DIRECTION
Gather all lines in the data that hold the string "Output".

** Start of EXTRACTED INFORMATION **

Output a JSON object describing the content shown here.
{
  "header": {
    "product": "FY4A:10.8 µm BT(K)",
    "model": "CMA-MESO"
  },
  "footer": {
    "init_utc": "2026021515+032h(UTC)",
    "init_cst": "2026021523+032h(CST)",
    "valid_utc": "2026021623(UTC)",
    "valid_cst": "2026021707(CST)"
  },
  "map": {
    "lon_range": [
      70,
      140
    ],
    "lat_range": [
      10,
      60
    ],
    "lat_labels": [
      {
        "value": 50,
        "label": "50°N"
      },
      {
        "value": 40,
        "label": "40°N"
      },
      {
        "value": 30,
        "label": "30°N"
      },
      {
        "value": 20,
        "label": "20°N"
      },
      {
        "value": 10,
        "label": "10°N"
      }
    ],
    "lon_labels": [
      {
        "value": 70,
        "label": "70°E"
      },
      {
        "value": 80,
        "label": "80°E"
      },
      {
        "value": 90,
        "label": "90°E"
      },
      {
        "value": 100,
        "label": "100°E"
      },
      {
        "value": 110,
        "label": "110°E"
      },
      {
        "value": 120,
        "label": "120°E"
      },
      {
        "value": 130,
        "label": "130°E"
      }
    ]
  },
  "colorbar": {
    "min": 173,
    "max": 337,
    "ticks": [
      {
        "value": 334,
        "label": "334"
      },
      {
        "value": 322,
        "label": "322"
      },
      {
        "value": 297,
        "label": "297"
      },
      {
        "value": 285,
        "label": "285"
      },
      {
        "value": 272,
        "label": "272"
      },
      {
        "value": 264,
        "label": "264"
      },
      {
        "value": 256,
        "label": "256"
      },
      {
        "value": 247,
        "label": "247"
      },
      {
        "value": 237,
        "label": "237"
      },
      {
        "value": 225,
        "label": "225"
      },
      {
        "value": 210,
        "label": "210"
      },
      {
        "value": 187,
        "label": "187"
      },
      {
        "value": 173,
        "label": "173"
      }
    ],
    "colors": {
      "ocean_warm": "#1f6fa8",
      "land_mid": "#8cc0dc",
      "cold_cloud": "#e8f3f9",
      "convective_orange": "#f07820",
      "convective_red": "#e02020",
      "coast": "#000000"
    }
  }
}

** End of EXTRACTED INFORMATION **
** Start of EXTRACTED INFORMATION **

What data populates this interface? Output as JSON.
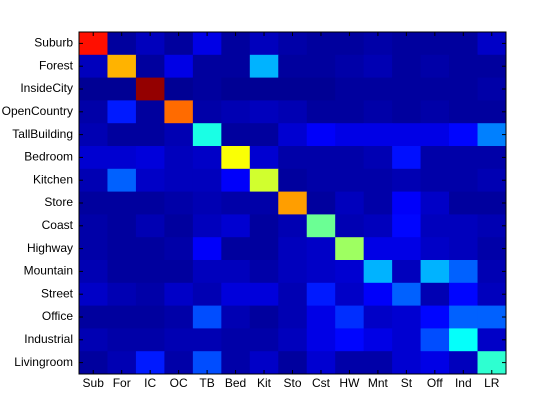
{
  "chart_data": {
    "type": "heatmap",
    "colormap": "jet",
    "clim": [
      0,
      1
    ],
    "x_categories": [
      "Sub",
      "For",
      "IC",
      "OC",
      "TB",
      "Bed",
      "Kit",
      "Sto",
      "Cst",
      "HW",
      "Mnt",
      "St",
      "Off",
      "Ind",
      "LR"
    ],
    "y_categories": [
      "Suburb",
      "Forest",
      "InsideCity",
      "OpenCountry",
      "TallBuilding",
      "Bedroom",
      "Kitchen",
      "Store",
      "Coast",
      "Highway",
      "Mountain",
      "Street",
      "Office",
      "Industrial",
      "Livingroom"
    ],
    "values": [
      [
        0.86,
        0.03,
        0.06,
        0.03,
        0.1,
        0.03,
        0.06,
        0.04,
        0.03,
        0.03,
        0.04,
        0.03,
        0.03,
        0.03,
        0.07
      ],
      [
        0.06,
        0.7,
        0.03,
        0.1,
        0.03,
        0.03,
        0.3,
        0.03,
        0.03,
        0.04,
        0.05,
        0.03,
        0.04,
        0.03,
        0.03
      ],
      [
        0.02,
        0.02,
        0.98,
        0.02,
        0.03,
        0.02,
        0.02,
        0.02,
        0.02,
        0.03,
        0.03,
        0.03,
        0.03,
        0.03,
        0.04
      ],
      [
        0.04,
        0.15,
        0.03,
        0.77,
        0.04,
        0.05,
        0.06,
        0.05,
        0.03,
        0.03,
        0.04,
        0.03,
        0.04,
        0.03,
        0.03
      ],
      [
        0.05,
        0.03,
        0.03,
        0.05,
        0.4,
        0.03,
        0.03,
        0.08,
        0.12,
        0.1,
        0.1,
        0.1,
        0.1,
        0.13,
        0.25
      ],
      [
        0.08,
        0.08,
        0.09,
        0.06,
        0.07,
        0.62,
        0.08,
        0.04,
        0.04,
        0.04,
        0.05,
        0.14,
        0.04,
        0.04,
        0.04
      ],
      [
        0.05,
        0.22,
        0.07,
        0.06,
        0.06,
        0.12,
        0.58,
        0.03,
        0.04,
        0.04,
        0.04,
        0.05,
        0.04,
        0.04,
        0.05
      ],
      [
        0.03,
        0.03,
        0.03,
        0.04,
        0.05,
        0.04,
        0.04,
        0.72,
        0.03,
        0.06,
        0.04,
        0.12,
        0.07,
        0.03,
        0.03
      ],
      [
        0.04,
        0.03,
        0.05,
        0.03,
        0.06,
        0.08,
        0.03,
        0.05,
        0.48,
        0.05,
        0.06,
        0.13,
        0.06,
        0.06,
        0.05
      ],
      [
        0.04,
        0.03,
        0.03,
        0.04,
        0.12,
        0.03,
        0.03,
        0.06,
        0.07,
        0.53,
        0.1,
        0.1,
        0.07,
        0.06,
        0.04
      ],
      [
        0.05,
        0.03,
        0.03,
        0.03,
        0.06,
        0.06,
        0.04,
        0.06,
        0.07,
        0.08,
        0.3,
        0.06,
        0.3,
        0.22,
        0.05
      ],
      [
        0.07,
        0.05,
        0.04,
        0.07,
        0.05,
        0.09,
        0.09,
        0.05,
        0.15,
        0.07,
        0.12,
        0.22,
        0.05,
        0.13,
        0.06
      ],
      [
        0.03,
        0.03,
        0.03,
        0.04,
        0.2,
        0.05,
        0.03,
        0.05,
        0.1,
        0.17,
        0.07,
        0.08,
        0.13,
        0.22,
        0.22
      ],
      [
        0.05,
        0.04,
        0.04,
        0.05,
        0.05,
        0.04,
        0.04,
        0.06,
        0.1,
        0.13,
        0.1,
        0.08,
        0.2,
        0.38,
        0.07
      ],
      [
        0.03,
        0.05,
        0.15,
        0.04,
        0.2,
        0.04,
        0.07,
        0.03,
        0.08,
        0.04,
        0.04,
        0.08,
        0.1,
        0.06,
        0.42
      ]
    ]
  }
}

** End of EXTRACTED INFORMATION **

SOLVED EXERCISE
Output a JSON object describing the content shown here.
What data populates this interface? Output as JSON.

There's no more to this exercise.